■ **DATA EXCERPTS**:

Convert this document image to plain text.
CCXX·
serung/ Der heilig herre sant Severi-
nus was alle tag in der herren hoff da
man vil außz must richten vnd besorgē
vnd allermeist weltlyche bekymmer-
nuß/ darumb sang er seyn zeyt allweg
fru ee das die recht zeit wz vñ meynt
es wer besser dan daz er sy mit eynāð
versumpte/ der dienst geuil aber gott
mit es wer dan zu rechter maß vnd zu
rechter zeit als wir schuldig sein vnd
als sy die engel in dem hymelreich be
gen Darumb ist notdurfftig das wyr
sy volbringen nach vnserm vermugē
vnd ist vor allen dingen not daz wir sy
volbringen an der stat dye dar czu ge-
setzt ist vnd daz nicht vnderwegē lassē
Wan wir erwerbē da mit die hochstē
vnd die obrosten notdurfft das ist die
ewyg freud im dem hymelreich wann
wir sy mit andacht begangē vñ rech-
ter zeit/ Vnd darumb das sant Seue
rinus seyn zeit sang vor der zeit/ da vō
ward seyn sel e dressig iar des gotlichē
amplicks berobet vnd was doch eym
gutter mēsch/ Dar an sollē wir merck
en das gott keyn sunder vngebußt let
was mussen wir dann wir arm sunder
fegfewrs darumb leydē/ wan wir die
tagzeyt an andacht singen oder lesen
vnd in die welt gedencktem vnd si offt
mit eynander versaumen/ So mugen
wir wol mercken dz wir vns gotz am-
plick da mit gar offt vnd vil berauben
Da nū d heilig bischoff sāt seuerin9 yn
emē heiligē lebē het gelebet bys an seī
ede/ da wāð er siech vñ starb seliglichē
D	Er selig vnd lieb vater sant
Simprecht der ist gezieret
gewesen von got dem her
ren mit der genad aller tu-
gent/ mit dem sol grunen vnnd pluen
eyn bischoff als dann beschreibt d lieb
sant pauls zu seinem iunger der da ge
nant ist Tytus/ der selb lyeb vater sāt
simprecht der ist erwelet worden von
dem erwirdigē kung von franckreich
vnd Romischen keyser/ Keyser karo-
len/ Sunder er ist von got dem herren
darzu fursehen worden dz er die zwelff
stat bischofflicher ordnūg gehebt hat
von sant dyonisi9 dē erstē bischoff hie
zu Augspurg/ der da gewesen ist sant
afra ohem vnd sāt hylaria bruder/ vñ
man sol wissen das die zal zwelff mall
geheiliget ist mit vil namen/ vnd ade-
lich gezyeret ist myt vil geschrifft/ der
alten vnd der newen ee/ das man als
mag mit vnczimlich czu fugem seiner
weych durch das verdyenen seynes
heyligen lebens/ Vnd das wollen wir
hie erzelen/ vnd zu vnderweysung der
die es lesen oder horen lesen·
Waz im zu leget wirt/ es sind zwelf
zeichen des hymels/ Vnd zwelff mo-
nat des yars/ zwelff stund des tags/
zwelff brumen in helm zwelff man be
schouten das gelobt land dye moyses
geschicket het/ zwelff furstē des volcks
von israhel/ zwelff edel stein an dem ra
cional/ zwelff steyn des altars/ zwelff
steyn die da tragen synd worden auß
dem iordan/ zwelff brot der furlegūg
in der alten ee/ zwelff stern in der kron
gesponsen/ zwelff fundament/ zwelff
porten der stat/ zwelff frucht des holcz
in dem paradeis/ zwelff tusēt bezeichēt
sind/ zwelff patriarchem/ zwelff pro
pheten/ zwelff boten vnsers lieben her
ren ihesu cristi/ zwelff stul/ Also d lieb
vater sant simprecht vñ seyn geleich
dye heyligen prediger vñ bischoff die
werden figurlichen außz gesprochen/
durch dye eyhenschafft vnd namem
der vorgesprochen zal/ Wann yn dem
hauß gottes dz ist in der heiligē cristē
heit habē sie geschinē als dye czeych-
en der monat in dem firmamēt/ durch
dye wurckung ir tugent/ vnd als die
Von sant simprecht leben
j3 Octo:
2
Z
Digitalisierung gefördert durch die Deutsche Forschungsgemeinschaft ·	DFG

■ **YOUR GOAL**:
Your task is to print the whole listing again exactly.

■ **THE OUTPUT**:
Convert this document image to plain text.
CCXX·
serung/ Der heilig herre sant Severi-
nus was alle tag in der herren hoff da
man vil außz must richten vnd besorgē
vnd allermeist weltlyche bekymmer-
nuß/ darumb sang er seyn zeyt allweg
fru ee das die recht zeit wz vñ meynt
es wer besser dan daz er sy mit eynāð
versumpte/ der dienst geuil aber gott
mit es wer dan zu rechter maß vnd zu
rechter zeit als wir schuldig sein vnd
als sy die engel in dem hymelreich be
gen Darumb ist notdurfftig das wyr
sy volbringen nach vnserm vermugē
vnd ist vor allen dingen not daz wir sy
volbringen an der stat dye dar czu ge-
setzt ist vnd daz nicht vnderwegē lassē
Wan wir erwerbē da mit die hochstē
vnd die obrosten notdurfft das ist die
ewyg freud im dem hymelreich wann
wir sy mit andacht begangē vñ rech-
ter zeit/ Vnd darumb das sant Seue
rinus seyn zeit sang vor der zeit/ da vō
ward seyn sel e dressig iar des gotlichē
amplicks berobet vnd was doch eym
gutter mēsch/ Dar an sollē wir merck
en das gott keyn sunder vngebußt let
was mussen wir dann wir arm sunder
fegfewrs darumb leydē/ wan wir die
tagzeyt an andacht singen oder lesen
vnd in die welt gedencktem vnd si offt
mit eynander versaumen/ So mugen
wir wol mercken dz wir vns gotz am-
plick da mit gar offt vnd vil berauben
Da nū d heilig bischoff sāt seuerin9 yn
emē heiligē lebē het gelebet bys an seī
ede/ da wāð er siech vñ starb seliglichē
D	Er selig vnd lieb vater sant
Simprecht der ist gezieret
gewesen von got dem her
ren mit der genad aller tu-
gent/ mit dem sol grunen vnnd pluen
eyn bischoff als dann beschreibt d lieb
sant pauls zu seinem iunger der da ge
nant ist Tytus/ der selb lyeb vater sāt
simprecht der ist erwelet worden von
dem erwirdigē kung von franckreich
vnd Romischen keyser/ Keyser karo-
len/ Sunder er ist von got dem herren
darzu fursehen worden dz er die zwelff
stat bischofflicher ordnūg gehebt hat
von sant dyonisi9 dē erstē bischoff hie
zu Augspurg/ der da gewesen ist sant
afra ohem vnd sāt hylaria bruder/ vñ
man sol wissen das die zal zwelff mall
geheiliget ist mit vil namen/ vnd ade-
lich gezyeret ist myt vil geschrifft/ der
alten vnd der newen ee/ das man als
mag mit vnczimlich czu fugem seiner
weych durch das verdyenen seynes
heyligen lebens/ Vnd das wollen wir
hie erzelen/ vnd zu vnderweysung der
die es lesen oder horen lesen·
Waz im zu leget wirt/ es sind zwelf
zeichen des hymels/ Vnd zwelff mo-
nat des yars/ zwelff stund des tags/
zwelff brumen in helm zwelff man be
schouten das gelobt land dye moyses
geschicket het/ zwelff furstē des volcks
von israhel/ zwelff edel stein an dem ra
cional/ zwelff steyn des altars/ zwelff
steyn die da tragen synd worden auß
dem iordan/ zwelff brot der furlegūg
in der alten ee/ zwelff stern in der kron
gesponsen/ zwelff fundament/ zwelff
porten der stat/ zwelff frucht des holcz
in dem paradeis/ zwelff tusēt bezeichēt
sind/ zwelff patriarchem/ zwelff pro
pheten/ zwelff boten vnsers lieben her
ren ihesu cristi/ zwelff stul/ Also d lieb
vater sant simprecht vñ seyn geleich
dye heyligen prediger vñ bischoff die
werden figurlichen außz gesprochen/
durch dye eyhenschafft vnd namem
der vorgesprochen zal/ Wann yn dem
hauß gottes dz ist in der heiligē cristē
heit habē sie geschinē als dye czeych-
en der monat in dem firmamēt/ durch
dye wurckung ir tugent/ vnd als die
Von sant simprecht leben
j3 Octo:
2
Z
Digitalisierung gefördert durch die Deutsche Forschungsgemeinschaft ·	DFG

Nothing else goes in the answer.